→ **REQUIRED WORK**
Write out, word for word, the records from their first line through the line containing "city-cell: Самара xyxy=(7,539,302,574)", both ends included.

→ **Layout dataset entries**
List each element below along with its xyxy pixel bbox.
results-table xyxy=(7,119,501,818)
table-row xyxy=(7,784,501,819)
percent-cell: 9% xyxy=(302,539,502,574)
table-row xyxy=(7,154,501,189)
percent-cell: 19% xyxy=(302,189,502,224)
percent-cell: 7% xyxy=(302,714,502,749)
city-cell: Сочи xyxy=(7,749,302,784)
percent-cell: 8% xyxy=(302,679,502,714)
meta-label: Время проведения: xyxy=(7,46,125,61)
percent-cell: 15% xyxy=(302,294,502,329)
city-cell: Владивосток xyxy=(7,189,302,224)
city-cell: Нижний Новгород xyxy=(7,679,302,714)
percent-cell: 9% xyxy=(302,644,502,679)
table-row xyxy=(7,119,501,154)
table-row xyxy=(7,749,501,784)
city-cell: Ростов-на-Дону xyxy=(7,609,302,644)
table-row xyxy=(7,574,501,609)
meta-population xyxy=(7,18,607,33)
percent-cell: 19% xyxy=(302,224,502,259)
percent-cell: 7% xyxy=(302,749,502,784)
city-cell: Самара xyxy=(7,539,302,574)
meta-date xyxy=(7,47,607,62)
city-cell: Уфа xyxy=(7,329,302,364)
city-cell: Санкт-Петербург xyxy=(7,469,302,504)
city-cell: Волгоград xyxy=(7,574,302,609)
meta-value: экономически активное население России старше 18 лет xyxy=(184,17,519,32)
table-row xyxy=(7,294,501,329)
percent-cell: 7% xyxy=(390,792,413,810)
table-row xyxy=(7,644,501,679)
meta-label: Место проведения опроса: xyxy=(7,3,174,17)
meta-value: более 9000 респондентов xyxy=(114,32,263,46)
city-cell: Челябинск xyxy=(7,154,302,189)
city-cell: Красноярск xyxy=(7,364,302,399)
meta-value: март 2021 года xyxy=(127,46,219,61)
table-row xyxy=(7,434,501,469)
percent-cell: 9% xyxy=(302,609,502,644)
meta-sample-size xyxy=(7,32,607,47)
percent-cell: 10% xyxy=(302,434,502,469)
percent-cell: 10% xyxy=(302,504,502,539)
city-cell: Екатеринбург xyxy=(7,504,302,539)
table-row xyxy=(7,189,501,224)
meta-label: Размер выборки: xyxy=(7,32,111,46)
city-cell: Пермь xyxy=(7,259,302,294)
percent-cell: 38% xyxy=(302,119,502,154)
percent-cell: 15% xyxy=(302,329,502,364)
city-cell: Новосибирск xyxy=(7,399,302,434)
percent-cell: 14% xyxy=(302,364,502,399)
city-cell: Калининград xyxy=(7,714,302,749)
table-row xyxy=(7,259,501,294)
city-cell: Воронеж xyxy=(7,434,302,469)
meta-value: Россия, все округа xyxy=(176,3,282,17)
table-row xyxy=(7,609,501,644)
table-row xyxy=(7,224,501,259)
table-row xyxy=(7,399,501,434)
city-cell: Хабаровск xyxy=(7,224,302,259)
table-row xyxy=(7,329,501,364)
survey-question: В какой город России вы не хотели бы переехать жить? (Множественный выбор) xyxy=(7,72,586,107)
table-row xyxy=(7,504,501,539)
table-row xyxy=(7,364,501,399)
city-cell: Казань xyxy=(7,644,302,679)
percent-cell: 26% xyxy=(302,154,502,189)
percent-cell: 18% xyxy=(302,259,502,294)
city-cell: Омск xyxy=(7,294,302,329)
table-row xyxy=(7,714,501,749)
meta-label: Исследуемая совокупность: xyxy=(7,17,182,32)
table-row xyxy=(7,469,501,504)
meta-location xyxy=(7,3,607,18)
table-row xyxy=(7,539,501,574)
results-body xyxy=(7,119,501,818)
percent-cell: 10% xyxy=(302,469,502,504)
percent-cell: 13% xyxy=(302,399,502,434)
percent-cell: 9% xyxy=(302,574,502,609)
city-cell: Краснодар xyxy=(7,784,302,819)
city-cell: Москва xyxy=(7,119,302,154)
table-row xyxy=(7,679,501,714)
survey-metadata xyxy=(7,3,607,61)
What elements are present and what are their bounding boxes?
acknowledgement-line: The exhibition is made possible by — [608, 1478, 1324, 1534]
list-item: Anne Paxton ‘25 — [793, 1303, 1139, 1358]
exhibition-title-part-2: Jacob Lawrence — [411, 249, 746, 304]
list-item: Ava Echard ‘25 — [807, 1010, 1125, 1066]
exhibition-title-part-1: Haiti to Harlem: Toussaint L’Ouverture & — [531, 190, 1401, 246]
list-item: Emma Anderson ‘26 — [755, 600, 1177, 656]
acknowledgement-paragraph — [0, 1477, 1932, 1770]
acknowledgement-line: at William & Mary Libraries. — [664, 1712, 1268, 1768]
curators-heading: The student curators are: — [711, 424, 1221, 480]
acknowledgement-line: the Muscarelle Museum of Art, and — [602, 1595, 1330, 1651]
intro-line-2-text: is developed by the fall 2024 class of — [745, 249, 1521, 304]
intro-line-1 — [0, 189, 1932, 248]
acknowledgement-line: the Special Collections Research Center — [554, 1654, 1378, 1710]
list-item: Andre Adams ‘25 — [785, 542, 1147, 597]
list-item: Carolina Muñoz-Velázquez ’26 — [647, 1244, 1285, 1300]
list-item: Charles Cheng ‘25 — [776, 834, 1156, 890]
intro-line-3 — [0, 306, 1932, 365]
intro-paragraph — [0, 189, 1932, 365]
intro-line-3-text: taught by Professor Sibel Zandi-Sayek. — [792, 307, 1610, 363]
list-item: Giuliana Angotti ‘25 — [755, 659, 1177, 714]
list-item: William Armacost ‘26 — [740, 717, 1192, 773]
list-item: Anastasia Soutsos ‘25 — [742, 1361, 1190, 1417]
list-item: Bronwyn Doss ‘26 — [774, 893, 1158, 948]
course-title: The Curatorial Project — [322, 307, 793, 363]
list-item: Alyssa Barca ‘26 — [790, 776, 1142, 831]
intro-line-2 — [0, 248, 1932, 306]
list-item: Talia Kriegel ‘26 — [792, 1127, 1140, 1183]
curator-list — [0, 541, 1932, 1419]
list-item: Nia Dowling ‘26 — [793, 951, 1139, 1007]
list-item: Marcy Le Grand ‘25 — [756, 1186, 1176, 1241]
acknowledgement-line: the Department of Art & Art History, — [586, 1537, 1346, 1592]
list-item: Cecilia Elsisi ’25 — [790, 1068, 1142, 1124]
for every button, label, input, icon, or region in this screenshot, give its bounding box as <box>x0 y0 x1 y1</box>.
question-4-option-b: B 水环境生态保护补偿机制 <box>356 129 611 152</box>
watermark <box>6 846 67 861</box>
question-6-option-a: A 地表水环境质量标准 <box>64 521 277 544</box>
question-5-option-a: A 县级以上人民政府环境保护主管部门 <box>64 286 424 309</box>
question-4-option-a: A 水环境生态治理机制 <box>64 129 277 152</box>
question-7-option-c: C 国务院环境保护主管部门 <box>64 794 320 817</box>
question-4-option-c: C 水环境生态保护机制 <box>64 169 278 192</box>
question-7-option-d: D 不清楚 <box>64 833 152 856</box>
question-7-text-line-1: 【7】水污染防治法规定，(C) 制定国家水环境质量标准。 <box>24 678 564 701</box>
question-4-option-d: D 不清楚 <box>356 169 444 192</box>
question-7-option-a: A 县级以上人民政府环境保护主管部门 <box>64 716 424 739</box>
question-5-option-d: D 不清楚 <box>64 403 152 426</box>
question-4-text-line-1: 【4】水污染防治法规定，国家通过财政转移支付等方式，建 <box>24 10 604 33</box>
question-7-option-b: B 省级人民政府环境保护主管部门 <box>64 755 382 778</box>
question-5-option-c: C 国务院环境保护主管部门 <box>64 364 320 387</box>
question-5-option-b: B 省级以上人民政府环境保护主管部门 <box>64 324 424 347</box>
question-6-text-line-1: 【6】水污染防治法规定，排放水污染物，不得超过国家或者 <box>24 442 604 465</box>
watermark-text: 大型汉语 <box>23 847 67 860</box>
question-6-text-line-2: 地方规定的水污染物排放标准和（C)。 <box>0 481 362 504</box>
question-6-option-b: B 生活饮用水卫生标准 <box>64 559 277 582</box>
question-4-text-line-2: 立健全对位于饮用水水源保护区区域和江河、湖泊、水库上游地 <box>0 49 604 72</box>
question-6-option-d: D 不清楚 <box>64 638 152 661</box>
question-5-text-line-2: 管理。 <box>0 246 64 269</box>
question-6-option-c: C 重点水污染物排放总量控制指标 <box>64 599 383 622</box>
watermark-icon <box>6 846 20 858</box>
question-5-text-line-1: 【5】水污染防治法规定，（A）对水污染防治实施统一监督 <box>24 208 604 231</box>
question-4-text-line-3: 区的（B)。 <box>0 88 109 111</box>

→ **ANSWER FOR THIS EXERCISE**
List each element below along with its xyxy pixel bbox.
results-table xyxy=(7,119,501,818)
table-row xyxy=(7,784,501,819)
percent-cell: 9% xyxy=(302,539,502,574)
table-row xyxy=(7,154,501,189)
percent-cell: 19% xyxy=(302,189,502,224)
percent-cell: 7% xyxy=(302,714,502,749)
city-cell: Сочи xyxy=(7,749,302,784)
percent-cell: 8% xyxy=(302,679,502,714)
meta-label: Время проведения: xyxy=(7,46,125,61)
percent-cell: 15% xyxy=(302,294,502,329)
city-cell: Владивосток xyxy=(7,189,302,224)
city-cell: Нижний Новгород xyxy=(7,679,302,714)
percent-cell: 9% xyxy=(302,644,502,679)
table-row xyxy=(7,119,501,154)
table-row xyxy=(7,749,501,784)
city-cell: Ростов-на-Дону xyxy=(7,609,302,644)
table-row xyxy=(7,574,501,609)
meta-population xyxy=(7,18,607,33)
percent-cell: 19% xyxy=(302,224,502,259)
percent-cell: 7% xyxy=(302,749,502,784)
city-cell: Самара xyxy=(7,539,302,574)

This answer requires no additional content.